Set problem: Copy the lines below as they are; omit the images they contain.

** BEGIN Data to use **

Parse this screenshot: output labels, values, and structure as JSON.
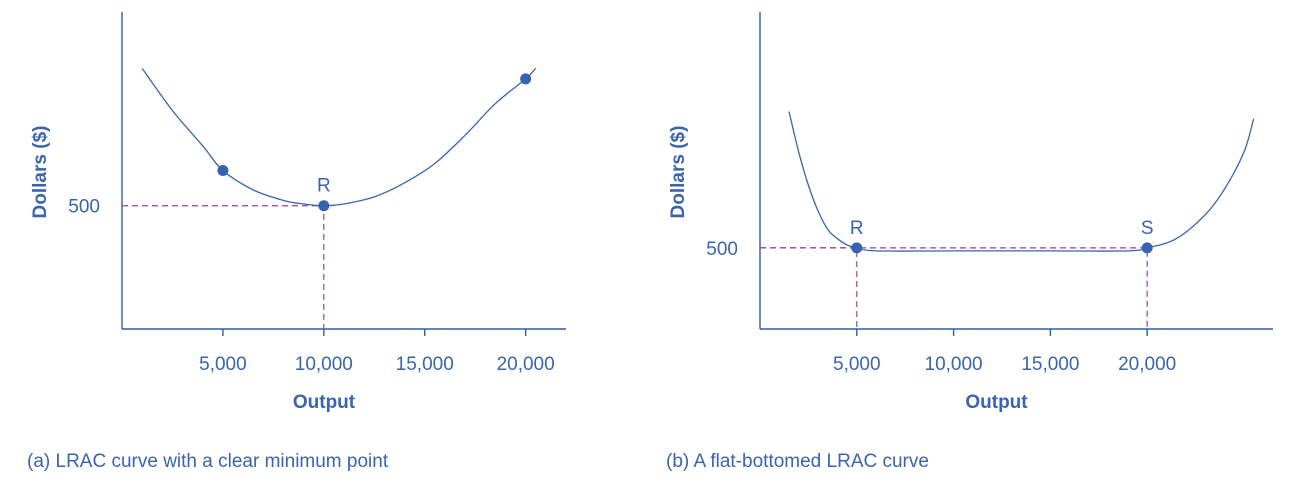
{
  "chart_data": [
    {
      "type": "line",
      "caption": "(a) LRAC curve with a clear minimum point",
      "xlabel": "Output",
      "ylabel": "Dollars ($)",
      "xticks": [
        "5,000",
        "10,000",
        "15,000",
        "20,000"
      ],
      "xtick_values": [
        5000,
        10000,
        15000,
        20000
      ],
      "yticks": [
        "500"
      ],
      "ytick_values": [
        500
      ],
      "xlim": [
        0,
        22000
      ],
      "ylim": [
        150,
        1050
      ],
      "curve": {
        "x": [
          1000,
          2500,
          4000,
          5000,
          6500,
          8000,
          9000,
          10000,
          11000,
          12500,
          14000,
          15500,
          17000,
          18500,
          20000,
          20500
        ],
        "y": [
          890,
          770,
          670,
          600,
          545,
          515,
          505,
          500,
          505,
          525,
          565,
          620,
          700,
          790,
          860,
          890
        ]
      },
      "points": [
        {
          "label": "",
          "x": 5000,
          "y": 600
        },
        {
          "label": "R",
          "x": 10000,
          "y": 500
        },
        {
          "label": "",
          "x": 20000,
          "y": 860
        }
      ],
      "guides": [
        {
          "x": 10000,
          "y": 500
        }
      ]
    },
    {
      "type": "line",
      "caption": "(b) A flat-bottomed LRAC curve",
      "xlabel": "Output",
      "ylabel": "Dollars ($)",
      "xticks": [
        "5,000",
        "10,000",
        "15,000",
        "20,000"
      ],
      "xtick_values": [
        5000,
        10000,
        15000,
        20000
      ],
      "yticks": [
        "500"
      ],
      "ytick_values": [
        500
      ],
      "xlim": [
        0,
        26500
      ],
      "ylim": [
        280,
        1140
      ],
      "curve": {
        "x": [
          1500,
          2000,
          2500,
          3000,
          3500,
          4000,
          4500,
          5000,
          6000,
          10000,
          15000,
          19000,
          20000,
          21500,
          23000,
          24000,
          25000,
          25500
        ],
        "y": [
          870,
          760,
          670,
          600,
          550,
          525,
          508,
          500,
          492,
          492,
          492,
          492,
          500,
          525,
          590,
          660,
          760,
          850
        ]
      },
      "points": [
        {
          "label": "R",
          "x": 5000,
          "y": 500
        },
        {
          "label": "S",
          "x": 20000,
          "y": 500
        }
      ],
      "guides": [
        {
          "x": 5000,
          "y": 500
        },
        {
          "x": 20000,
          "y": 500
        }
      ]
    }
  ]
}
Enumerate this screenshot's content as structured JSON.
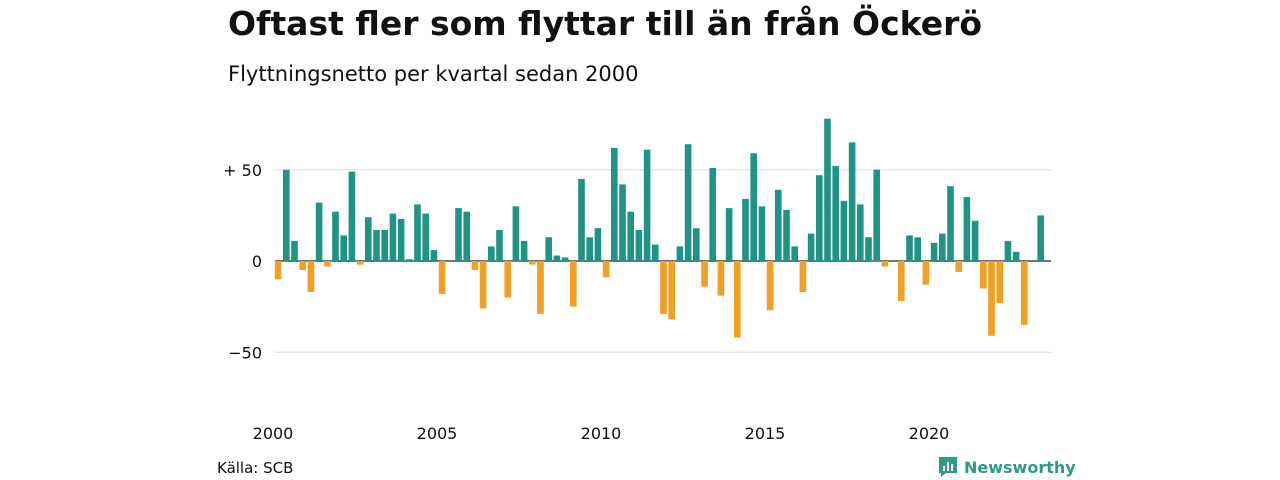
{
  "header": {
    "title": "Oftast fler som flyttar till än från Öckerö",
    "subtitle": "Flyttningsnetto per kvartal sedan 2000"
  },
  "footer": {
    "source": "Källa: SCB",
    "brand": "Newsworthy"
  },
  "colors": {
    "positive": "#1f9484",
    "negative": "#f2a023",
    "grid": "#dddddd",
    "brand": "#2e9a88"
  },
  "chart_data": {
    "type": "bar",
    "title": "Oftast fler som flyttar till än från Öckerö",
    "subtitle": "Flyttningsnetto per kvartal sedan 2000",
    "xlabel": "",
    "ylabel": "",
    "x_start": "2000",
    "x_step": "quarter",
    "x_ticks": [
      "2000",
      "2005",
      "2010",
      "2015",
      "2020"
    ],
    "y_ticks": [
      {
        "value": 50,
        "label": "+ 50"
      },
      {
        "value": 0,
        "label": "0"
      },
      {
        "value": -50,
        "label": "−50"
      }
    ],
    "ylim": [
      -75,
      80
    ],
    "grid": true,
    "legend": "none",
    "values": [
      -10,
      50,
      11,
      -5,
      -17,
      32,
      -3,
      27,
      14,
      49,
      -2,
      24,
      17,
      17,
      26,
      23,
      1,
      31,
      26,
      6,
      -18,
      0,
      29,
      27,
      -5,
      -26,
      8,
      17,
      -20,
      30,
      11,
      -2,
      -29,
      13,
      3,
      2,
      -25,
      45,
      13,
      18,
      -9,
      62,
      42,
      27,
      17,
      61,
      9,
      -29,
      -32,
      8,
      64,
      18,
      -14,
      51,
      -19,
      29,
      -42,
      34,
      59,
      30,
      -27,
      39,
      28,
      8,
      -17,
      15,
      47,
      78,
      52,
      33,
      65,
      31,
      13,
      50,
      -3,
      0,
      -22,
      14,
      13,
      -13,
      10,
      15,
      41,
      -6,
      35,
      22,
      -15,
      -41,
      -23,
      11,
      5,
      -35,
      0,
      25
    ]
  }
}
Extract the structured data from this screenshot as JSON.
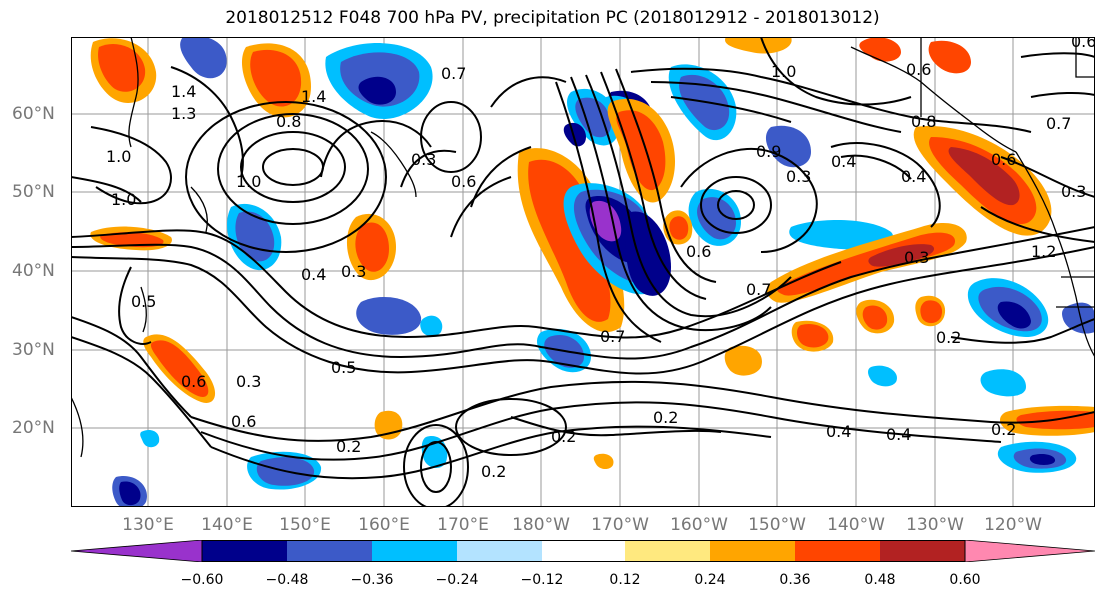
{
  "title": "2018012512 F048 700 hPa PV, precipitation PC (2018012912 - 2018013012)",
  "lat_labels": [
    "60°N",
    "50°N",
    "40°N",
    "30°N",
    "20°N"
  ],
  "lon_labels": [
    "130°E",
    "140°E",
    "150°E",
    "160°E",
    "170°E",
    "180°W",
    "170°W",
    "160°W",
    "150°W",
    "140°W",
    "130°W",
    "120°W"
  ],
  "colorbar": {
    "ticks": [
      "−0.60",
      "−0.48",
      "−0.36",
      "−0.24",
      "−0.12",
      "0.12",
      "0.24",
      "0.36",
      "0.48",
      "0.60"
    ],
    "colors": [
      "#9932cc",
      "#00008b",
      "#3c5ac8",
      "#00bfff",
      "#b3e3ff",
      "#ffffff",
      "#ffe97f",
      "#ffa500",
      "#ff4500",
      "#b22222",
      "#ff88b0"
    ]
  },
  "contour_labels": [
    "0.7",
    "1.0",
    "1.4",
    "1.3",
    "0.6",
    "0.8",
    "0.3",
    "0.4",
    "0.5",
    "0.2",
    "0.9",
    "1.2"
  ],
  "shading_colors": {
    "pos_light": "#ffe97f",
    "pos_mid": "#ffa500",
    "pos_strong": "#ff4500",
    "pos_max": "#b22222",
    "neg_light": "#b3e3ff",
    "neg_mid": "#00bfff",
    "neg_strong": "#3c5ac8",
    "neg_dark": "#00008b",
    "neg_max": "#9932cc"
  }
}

** END Data to use **

Output below:
Parse this screenshot: output labels, values, and structure as JSON.
{
  "chart_data": [
    {
      "type": "line",
      "caption": "(a) LRAC curve with a clear minimum point",
      "xlabel": "Output",
      "ylabel": "Dollars ($)",
      "xticks": [
        "5,000",
        "10,000",
        "15,000",
        "20,000"
      ],
      "xtick_values": [
        5000,
        10000,
        15000,
        20000
      ],
      "yticks": [
        "500"
      ],
      "ytick_values": [
        500
      ],
      "xlim": [
        0,
        22000
      ],
      "ylim": [
        150,
        1050
      ],
      "curve": {
        "x": [
          1000,
          2500,
          4000,
          5000,
          6500,
          8000,
          9000,
          10000,
          11000,
          12500,
          14000,
          15500,
          17000,
          18500,
          20000,
          20500
        ],
        "y": [
          890,
          770,
          670,
          600,
          545,
          515,
          505,
          500,
          505,
          525,
          565,
          620,
          700,
          790,
          860,
          890
        ]
      },
      "points": [
        {
          "label": "",
          "x": 5000,
          "y": 600
        },
        {
          "label": "R",
          "x": 10000,
          "y": 500
        },
        {
          "label": "",
          "x": 20000,
          "y": 860
        }
      ],
      "guides": [
        {
          "x": 10000,
          "y": 500
        }
      ]
    },
    {
      "type": "line",
      "caption": "(b) A flat-bottomed LRAC curve",
      "xlabel": "Output",
      "ylabel": "Dollars ($)",
      "xticks": [
        "5,000",
        "10,000",
        "15,000",
        "20,000"
      ],
      "xtick_values": [
        5000,
        10000,
        15000,
        20000
      ],
      "yticks": [
        "500"
      ],
      "ytick_values": [
        500
      ],
      "xlim": [
        0,
        26500
      ],
      "ylim": [
        280,
        1140
      ],
      "curve": {
        "x": [
          1500,
          2000,
          2500,
          3000,
          3500,
          4000,
          4500,
          5000,
          6000,
          10000,
          15000,
          19000,
          20000,
          21500,
          23000,
          24000,
          25000,
          25500
        ],
        "y": [
          870,
          760,
          670,
          600,
          550,
          525,
          508,
          500,
          492,
          492,
          492,
          492,
          500,
          525,
          590,
          660,
          760,
          850
        ]
      },
      "points": [
        {
          "label": "R",
          "x": 5000,
          "y": 500
        },
        {
          "label": "S",
          "x": 20000,
          "y": 500
        }
      ],
      "guides": [
        {
          "x": 5000,
          "y": 500
        },
        {
          "x": 20000,
          "y": 500
        }
      ]
    }
  ]
}
Enumerate this screenshot's content as structured JSON.
{
  "header": {
    "title": "Oftast fler som flyttar till än från Öckerö",
    "subtitle": "Flyttningsnetto per kvartal sedan 2000"
  },
  "footer": {
    "source": "Källa: SCB",
    "brand": "Newsworthy"
  },
  "colors": {
    "positive": "#1f9484",
    "negative": "#f2a023",
    "grid": "#dddddd",
    "brand": "#2e9a88"
  },
  "chart_data": {
    "type": "bar",
    "title": "Oftast fler som flyttar till än från Öckerö",
    "subtitle": "Flyttningsnetto per kvartal sedan 2000",
    "xlabel": "",
    "ylabel": "",
    "x_start": "2000",
    "x_step": "quarter",
    "x_ticks": [
      "2000",
      "2005",
      "2010",
      "2015",
      "2020"
    ],
    "y_ticks": [
      {
        "value": 50,
        "label": "+ 50"
      },
      {
        "value": 0,
        "label": "0"
      },
      {
        "value": -50,
        "label": "−50"
      }
    ],
    "ylim": [
      -75,
      80
    ],
    "grid": true,
    "legend": "none",
    "values": [
      -10,
      50,
      11,
      -5,
      -17,
      32,
      -3,
      27,
      14,
      49,
      -2,
      24,
      17,
      17,
      26,
      23,
      1,
      31,
      26,
      6,
      -18,
      0,
      29,
      27,
      -5,
      -26,
      8,
      17,
      -20,
      30,
      11,
      -2,
      -29,
      13,
      3,
      2,
      -25,
      45,
      13,
      18,
      -9,
      62,
      42,
      27,
      17,
      61,
      9,
      -29,
      -32,
      8,
      64,
      18,
      -14,
      51,
      -19,
      29,
      -42,
      34,
      59,
      30,
      -27,
      39,
      28,
      8,
      -17,
      15,
      47,
      78,
      52,
      33,
      65,
      31,
      13,
      50,
      -3,
      0,
      -22,
      14,
      13,
      -13,
      10,
      15,
      41,
      -6,
      35,
      22,
      -15,
      -41,
      -23,
      11,
      5,
      -35,
      0,
      25
    ]
  }
}
Extract the structured data from this screenshot as JSON.
{
  "title": "2018012512 F048 700 hPa PV, precipitation PC (2018012912 - 2018013012)",
  "lat_labels": [
    "60°N",
    "50°N",
    "40°N",
    "30°N",
    "20°N"
  ],
  "lon_labels": [
    "130°E",
    "140°E",
    "150°E",
    "160°E",
    "170°E",
    "180°W",
    "170°W",
    "160°W",
    "150°W",
    "140°W",
    "130°W",
    "120°W"
  ],
  "colorbar": {
    "ticks": [
      "−0.60",
      "−0.48",
      "−0.36",
      "−0.24",
      "−0.12",
      "0.12",
      "0.24",
      "0.36",
      "0.48",
      "0.60"
    ],
    "colors": [
      "#9932cc",
      "#00008b",
      "#3c5ac8",
      "#00bfff",
      "#b3e3ff",
      "#ffffff",
      "#ffe97f",
      "#ffa500",
      "#ff4500",
      "#b22222",
      "#ff88b0"
    ]
  },
  "contour_labels": [
    "0.7",
    "1.0",
    "1.4",
    "1.3",
    "0.6",
    "0.8",
    "0.3",
    "0.4",
    "0.5",
    "0.2",
    "0.9",
    "1.2"
  ],
  "shading_colors": {
    "pos_light": "#ffe97f",
    "pos_mid": "#ffa500",
    "pos_strong": "#ff4500",
    "pos_max": "#b22222",
    "neg_light": "#b3e3ff",
    "neg_mid": "#00bfff",
    "neg_strong": "#3c5ac8",
    "neg_dark": "#00008b",
    "neg_max": "#9932cc"
  }
}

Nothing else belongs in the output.